Dataset entries
※ ※ ※
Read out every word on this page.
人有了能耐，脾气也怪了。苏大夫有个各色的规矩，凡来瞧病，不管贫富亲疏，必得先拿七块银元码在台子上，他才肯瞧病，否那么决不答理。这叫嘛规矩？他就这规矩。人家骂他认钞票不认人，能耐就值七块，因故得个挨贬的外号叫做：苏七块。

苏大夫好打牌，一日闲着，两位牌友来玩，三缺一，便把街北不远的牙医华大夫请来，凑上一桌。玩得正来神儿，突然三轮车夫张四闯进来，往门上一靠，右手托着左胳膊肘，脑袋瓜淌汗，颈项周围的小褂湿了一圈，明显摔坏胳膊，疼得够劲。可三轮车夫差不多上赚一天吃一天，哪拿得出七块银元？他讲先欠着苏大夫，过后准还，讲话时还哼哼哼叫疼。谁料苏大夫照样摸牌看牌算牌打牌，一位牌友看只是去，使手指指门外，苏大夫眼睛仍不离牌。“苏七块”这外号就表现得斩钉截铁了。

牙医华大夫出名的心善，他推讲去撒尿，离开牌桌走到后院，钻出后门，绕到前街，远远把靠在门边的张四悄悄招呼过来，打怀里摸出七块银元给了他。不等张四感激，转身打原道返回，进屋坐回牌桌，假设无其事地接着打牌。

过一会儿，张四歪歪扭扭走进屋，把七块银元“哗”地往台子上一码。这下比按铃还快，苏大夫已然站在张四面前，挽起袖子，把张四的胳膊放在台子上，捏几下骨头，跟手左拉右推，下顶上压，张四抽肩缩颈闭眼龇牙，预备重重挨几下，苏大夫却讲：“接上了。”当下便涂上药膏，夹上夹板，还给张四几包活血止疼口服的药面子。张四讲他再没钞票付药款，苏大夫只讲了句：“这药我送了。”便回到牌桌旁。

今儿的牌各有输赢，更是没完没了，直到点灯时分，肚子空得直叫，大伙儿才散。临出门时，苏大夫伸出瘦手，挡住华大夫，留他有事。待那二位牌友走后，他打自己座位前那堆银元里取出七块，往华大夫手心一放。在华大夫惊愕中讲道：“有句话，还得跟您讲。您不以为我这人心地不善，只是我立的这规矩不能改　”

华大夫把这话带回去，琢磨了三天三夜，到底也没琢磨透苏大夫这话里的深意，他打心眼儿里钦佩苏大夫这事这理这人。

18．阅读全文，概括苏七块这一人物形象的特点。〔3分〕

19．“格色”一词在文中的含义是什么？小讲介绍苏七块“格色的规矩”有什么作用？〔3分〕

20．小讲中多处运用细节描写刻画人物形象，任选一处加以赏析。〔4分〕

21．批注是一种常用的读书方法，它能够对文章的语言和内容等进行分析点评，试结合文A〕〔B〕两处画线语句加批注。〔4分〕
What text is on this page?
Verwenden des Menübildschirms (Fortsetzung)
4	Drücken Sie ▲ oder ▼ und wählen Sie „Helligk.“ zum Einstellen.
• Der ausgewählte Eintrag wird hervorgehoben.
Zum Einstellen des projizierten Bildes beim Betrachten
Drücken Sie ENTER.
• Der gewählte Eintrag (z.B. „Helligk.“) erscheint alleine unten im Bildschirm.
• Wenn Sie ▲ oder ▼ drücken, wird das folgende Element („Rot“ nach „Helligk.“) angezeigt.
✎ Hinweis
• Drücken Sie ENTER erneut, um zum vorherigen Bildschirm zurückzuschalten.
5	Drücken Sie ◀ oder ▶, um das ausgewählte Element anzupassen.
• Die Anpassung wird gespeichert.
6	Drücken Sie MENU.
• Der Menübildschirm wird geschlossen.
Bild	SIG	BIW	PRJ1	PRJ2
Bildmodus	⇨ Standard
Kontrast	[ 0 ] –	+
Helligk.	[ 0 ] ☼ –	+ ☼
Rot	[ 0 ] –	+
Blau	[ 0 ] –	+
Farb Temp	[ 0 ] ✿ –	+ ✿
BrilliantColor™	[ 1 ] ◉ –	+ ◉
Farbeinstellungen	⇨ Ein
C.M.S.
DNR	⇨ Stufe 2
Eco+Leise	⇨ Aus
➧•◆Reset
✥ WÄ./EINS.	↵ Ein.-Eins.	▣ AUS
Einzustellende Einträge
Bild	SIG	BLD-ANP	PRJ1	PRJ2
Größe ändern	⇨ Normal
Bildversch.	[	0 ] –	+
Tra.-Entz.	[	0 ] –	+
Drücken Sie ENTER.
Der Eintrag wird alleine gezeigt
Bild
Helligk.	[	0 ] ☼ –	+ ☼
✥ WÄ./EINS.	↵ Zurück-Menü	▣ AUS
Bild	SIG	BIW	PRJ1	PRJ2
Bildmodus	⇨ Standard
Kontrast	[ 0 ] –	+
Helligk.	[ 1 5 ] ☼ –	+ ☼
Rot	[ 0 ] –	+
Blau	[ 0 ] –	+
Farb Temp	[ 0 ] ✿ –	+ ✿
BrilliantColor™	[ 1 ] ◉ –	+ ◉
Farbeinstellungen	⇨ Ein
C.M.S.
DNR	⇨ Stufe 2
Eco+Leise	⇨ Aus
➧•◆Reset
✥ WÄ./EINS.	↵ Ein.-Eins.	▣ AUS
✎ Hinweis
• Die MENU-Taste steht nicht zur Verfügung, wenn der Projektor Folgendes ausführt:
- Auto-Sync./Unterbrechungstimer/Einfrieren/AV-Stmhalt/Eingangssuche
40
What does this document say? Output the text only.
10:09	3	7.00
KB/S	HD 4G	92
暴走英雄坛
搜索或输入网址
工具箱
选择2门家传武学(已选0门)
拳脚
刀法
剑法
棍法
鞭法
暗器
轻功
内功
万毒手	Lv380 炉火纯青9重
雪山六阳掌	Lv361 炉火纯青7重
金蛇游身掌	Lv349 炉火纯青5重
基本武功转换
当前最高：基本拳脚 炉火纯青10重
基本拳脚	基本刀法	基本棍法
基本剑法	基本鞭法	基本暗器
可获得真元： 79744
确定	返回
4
※ ※ ※
# [Set exercise]
Look above for the line containing "What does this"; copy from it through the last line, exactly, and nothing more.

# [Solution to the problem]
What does this document say? Output the text only.
10:09	3	7.00
KB/S	HD 4G	92
暴走英雄坛
搜索或输入网址
工具箱
选择2门家传武学(已选0门)
拳脚
刀法
剑法
棍法
鞭法
暗器
轻功
内功
万毒手	Lv380 炉火纯青9重
雪山六阳掌	Lv361 炉火纯青7重
金蛇游身掌	Lv349 炉火纯青5重
基本武功转换
当前最高：基本拳脚 炉火纯青10重
基本拳脚	基本刀法	基本棍法
基本剑法	基本鞭法	基本暗器
可获得真元： 79744
确定	返回
4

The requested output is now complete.